TRY IT ▸ In your copy, repeat each record exactly and include no pictures.

INPUT FOR THIS TASK ▸

-------

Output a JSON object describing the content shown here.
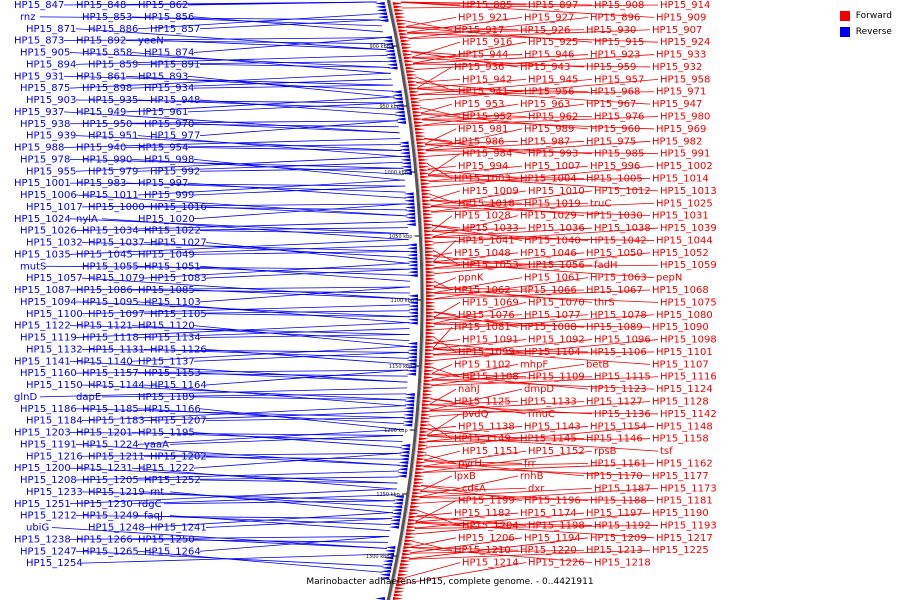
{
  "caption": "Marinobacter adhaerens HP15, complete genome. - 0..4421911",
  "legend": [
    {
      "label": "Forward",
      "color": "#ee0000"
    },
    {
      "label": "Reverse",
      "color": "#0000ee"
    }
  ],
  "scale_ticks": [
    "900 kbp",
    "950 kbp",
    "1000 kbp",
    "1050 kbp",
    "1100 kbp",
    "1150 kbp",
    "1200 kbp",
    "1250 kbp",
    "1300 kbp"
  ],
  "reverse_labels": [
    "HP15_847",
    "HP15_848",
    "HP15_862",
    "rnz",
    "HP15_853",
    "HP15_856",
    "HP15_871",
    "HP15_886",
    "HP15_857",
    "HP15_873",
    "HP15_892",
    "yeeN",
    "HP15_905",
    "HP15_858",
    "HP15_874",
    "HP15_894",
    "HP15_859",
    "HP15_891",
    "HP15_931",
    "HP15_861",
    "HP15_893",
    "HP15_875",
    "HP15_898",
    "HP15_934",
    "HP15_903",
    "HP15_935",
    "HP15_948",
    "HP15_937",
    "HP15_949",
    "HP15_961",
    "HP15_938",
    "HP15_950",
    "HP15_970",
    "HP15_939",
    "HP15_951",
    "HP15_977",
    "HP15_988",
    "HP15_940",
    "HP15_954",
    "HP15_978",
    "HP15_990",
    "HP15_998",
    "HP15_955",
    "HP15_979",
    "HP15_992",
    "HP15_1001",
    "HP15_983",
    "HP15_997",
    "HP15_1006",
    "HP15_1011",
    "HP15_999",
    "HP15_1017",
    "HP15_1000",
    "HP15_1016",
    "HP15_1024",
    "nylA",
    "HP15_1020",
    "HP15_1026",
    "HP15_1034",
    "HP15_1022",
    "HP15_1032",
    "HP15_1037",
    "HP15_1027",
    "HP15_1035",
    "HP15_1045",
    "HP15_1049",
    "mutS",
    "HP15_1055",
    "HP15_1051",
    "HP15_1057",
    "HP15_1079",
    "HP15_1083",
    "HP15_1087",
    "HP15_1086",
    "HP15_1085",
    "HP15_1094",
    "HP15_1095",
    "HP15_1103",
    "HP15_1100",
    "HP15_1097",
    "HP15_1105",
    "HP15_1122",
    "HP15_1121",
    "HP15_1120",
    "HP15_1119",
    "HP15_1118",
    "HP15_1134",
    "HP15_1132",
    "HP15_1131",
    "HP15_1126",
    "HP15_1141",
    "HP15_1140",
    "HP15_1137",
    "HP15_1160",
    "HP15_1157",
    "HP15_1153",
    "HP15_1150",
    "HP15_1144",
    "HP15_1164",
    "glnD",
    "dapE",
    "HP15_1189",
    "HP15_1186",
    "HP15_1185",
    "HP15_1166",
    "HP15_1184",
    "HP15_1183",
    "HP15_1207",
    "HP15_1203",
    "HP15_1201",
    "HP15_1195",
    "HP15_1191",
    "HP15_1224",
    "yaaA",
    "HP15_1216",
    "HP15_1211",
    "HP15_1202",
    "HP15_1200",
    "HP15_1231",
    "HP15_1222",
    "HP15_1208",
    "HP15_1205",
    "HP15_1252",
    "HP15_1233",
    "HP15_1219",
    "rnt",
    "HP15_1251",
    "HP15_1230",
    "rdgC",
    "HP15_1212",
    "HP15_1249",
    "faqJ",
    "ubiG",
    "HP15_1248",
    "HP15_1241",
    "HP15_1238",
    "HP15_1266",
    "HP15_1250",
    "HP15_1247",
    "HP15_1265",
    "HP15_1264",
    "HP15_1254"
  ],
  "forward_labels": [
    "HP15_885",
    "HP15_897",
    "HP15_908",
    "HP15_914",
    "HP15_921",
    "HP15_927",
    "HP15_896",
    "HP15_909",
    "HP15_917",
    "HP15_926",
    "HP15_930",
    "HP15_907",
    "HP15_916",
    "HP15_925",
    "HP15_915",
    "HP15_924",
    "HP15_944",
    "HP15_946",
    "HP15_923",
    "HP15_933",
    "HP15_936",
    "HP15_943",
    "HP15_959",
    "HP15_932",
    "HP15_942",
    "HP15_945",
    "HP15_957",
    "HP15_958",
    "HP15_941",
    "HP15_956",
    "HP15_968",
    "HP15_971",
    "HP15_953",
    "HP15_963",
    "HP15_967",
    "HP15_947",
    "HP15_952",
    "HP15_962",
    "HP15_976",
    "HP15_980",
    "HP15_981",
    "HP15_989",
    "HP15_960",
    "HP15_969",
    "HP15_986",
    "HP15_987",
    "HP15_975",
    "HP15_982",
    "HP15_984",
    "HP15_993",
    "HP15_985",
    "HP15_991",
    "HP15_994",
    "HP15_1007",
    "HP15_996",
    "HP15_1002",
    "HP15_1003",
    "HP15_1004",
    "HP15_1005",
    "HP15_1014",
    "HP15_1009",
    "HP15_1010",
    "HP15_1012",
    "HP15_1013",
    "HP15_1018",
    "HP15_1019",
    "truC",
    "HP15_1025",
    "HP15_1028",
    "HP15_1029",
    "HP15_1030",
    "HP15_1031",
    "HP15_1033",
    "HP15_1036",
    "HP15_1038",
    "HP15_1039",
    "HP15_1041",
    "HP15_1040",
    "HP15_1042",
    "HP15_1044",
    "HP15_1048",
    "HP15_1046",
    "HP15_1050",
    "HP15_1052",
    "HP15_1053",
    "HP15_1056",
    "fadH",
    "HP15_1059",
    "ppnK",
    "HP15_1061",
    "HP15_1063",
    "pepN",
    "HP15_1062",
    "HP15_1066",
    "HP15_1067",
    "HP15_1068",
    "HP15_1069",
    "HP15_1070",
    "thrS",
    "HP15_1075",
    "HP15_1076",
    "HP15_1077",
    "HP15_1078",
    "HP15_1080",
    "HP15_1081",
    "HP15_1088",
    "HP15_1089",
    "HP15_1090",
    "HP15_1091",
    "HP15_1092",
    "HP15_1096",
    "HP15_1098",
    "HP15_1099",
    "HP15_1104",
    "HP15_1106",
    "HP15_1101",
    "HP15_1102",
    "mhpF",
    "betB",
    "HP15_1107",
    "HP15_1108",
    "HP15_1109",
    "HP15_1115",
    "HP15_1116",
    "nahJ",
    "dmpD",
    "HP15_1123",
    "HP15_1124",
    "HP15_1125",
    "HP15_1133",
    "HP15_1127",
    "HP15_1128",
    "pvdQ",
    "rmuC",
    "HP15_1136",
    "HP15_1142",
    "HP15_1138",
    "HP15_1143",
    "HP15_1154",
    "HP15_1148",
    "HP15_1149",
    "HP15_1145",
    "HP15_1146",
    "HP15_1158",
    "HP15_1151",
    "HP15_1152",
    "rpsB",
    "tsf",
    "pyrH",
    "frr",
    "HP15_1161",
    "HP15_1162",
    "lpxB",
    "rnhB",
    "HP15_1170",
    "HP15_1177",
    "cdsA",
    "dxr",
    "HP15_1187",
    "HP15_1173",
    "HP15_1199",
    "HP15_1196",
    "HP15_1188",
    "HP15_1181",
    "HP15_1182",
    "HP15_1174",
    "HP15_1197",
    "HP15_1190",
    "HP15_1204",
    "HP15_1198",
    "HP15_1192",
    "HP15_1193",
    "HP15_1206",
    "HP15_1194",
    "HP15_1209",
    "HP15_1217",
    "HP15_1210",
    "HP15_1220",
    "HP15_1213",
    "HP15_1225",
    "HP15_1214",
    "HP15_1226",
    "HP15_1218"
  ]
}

-------

WRITTEN SOLUTION ▸
Output a JSON object describing the content shown here.
{
  "caption": "Marinobacter adhaerens HP15, complete genome. - 0..4421911",
  "legend": [
    {
      "label": "Forward",
      "color": "#ee0000"
    },
    {
      "label": "Reverse",
      "color": "#0000ee"
    }
  ],
  "scale_ticks": [
    "900 kbp",
    "950 kbp",
    "1000 kbp",
    "1050 kbp",
    "1100 kbp",
    "1150 kbp",
    "1200 kbp",
    "1250 kbp",
    "1300 kbp"
  ],
  "reverse_labels": [
    "HP15_847",
    "HP15_848",
    "HP15_862",
    "rnz",
    "HP15_853",
    "HP15_856",
    "HP15_871",
    "HP15_886",
    "HP15_857",
    "HP15_873",
    "HP15_892",
    "yeeN",
    "HP15_905",
    "HP15_858",
    "HP15_874",
    "HP15_894",
    "HP15_859",
    "HP15_891",
    "HP15_931",
    "HP15_861",
    "HP15_893",
    "HP15_875",
    "HP15_898",
    "HP15_934",
    "HP15_903",
    "HP15_935",
    "HP15_948",
    "HP15_937",
    "HP15_949",
    "HP15_961",
    "HP15_938",
    "HP15_950",
    "HP15_970",
    "HP15_939",
    "HP15_951",
    "HP15_977",
    "HP15_988",
    "HP15_940",
    "HP15_954",
    "HP15_978",
    "HP15_990",
    "HP15_998",
    "HP15_955",
    "HP15_979",
    "HP15_992",
    "HP15_1001",
    "HP15_983",
    "HP15_997",
    "HP15_1006",
    "HP15_1011",
    "HP15_999",
    "HP15_1017",
    "HP15_1000",
    "HP15_1016",
    "HP15_1024",
    "nylA",
    "HP15_1020",
    "HP15_1026",
    "HP15_1034",
    "HP15_1022",
    "HP15_1032",
    "HP15_1037",
    "HP15_1027",
    "HP15_1035",
    "HP15_1045",
    "HP15_1049",
    "mutS",
    "HP15_1055",
    "HP15_1051",
    "HP15_1057",
    "HP15_1079",
    "HP15_1083",
    "HP15_1087",
    "HP15_1086",
    "HP15_1085",
    "HP15_1094",
    "HP15_1095",
    "HP15_1103",
    "HP15_1100",
    "HP15_1097",
    "HP15_1105",
    "HP15_1122",
    "HP15_1121",
    "HP15_1120",
    "HP15_1119",
    "HP15_1118",
    "HP15_1134",
    "HP15_1132",
    "HP15_1131",
    "HP15_1126",
    "HP15_1141",
    "HP15_1140",
    "HP15_1137",
    "HP15_1160",
    "HP15_1157",
    "HP15_1153",
    "HP15_1150",
    "HP15_1144",
    "HP15_1164",
    "glnD",
    "dapE",
    "HP15_1189",
    "HP15_1186",
    "HP15_1185",
    "HP15_1166",
    "HP15_1184",
    "HP15_1183",
    "HP15_1207",
    "HP15_1203",
    "HP15_1201",
    "HP15_1195",
    "HP15_1191",
    "HP15_1224",
    "yaaA",
    "HP15_1216",
    "HP15_1211",
    "HP15_1202",
    "HP15_1200",
    "HP15_1231",
    "HP15_1222",
    "HP15_1208",
    "HP15_1205",
    "HP15_1252",
    "HP15_1233",
    "HP15_1219",
    "rnt",
    "HP15_1251",
    "HP15_1230",
    "rdgC",
    "HP15_1212",
    "HP15_1249",
    "faqJ",
    "ubiG",
    "HP15_1248",
    "HP15_1241",
    "HP15_1238",
    "HP15_1266",
    "HP15_1250",
    "HP15_1247",
    "HP15_1265",
    "HP15_1264",
    "HP15_1254"
  ],
  "forward_labels": [
    "HP15_885",
    "HP15_897",
    "HP15_908",
    "HP15_914",
    "HP15_921",
    "HP15_927",
    "HP15_896",
    "HP15_909",
    "HP15_917",
    "HP15_926",
    "HP15_930",
    "HP15_907",
    "HP15_916",
    "HP15_925",
    "HP15_915",
    "HP15_924",
    "HP15_944",
    "HP15_946",
    "HP15_923",
    "HP15_933",
    "HP15_936",
    "HP15_943",
    "HP15_959",
    "HP15_932",
    "HP15_942",
    "HP15_945",
    "HP15_957",
    "HP15_958",
    "HP15_941",
    "HP15_956",
    "HP15_968",
    "HP15_971",
    "HP15_953",
    "HP15_963",
    "HP15_967",
    "HP15_947",
    "HP15_952",
    "HP15_962",
    "HP15_976",
    "HP15_980",
    "HP15_981",
    "HP15_989",
    "HP15_960",
    "HP15_969",
    "HP15_986",
    "HP15_987",
    "HP15_975",
    "HP15_982",
    "HP15_984",
    "HP15_993",
    "HP15_985",
    "HP15_991",
    "HP15_994",
    "HP15_1007",
    "HP15_996",
    "HP15_1002",
    "HP15_1003",
    "HP15_1004",
    "HP15_1005",
    "HP15_1014",
    "HP15_1009",
    "HP15_1010",
    "HP15_1012",
    "HP15_1013",
    "HP15_1018",
    "HP15_1019",
    "truC",
    "HP15_1025",
    "HP15_1028",
    "HP15_1029",
    "HP15_1030",
    "HP15_1031",
    "HP15_1033",
    "HP15_1036",
    "HP15_1038",
    "HP15_1039",
    "HP15_1041",
    "HP15_1040",
    "HP15_1042",
    "HP15_1044",
    "HP15_1048",
    "HP15_1046",
    "HP15_1050",
    "HP15_1052",
    "HP15_1053",
    "HP15_1056",
    "fadH",
    "HP15_1059",
    "ppnK",
    "HP15_1061",
    "HP15_1063",
    "pepN",
    "HP15_1062",
    "HP15_1066",
    "HP15_1067",
    "HP15_1068",
    "HP15_1069",
    "HP15_1070",
    "thrS",
    "HP15_1075",
    "HP15_1076",
    "HP15_1077",
    "HP15_1078",
    "HP15_1080",
    "HP15_1081",
    "HP15_1088",
    "HP15_1089",
    "HP15_1090",
    "HP15_1091",
    "HP15_1092",
    "HP15_1096",
    "HP15_1098",
    "HP15_1099",
    "HP15_1104",
    "HP15_1106",
    "HP15_1101",
    "HP15_1102",
    "mhpF",
    "betB",
    "HP15_1107",
    "HP15_1108",
    "HP15_1109",
    "HP15_1115",
    "HP15_1116",
    "nahJ",
    "dmpD",
    "HP15_1123",
    "HP15_1124",
    "HP15_1125",
    "HP15_1133",
    "HP15_1127",
    "HP15_1128",
    "pvdQ",
    "rmuC",
    "HP15_1136",
    "HP15_1142",
    "HP15_1138",
    "HP15_1143",
    "HP15_1154",
    "HP15_1148",
    "HP15_1149",
    "HP15_1145",
    "HP15_1146",
    "HP15_1158",
    "HP15_1151",
    "HP15_1152",
    "rpsB",
    "tsf",
    "pyrH",
    "frr",
    "HP15_1161",
    "HP15_1162",
    "lpxB",
    "rnhB",
    "HP15_1170",
    "HP15_1177",
    "cdsA",
    "dxr",
    "HP15_1187",
    "HP15_1173",
    "HP15_1199",
    "HP15_1196",
    "HP15_1188",
    "HP15_1181",
    "HP15_1182",
    "HP15_1174",
    "HP15_1197",
    "HP15_1190",
    "HP15_1204",
    "HP15_1198",
    "HP15_1192",
    "HP15_1193",
    "HP15_1206",
    "HP15_1194",
    "HP15_1209",
    "HP15_1217",
    "HP15_1210",
    "HP15_1220",
    "HP15_1213",
    "HP15_1225",
    "HP15_1214",
    "HP15_1226",
    "HP15_1218"
  ]
}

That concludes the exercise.